── RECORDS TO USE ──
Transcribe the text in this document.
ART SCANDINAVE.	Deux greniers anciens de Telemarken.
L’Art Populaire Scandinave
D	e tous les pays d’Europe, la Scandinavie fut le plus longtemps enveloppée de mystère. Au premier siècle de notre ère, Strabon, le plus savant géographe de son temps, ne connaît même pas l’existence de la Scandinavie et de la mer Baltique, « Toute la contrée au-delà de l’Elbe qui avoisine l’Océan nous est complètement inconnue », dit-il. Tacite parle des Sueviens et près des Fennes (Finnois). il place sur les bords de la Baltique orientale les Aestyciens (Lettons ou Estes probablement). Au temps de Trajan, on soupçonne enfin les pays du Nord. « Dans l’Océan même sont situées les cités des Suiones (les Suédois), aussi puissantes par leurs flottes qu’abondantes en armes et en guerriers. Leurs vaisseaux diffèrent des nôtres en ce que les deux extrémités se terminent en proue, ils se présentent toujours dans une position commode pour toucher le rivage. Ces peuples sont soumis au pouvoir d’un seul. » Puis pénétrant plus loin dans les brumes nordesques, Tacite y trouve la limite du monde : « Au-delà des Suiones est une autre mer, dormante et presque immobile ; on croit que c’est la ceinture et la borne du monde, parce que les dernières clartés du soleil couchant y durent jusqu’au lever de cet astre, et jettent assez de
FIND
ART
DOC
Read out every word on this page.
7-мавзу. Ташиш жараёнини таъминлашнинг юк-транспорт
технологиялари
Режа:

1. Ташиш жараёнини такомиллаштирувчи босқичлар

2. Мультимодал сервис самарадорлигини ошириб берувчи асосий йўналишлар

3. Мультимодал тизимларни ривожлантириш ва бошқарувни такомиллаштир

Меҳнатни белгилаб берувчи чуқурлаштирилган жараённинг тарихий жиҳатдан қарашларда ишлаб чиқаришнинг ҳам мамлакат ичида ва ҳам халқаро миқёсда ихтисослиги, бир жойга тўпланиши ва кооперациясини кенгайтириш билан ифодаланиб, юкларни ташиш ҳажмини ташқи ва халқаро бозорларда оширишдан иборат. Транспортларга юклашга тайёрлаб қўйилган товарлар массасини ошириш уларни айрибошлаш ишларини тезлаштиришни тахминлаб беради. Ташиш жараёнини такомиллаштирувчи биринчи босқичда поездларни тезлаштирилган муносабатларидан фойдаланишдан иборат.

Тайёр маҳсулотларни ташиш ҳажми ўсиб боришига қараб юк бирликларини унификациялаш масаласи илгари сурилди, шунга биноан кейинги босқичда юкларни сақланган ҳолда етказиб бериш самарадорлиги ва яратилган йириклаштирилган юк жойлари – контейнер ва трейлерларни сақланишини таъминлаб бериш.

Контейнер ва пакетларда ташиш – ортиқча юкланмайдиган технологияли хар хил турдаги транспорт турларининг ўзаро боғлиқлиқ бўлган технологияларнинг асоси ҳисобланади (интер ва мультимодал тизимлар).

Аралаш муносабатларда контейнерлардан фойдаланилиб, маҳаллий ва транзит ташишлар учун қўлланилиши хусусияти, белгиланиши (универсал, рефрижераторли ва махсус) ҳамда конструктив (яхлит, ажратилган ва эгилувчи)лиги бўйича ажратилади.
───
Search the records above for the string "this". Copy every line that contains it.

Transcribe the text in this document.
Read out every word on this page.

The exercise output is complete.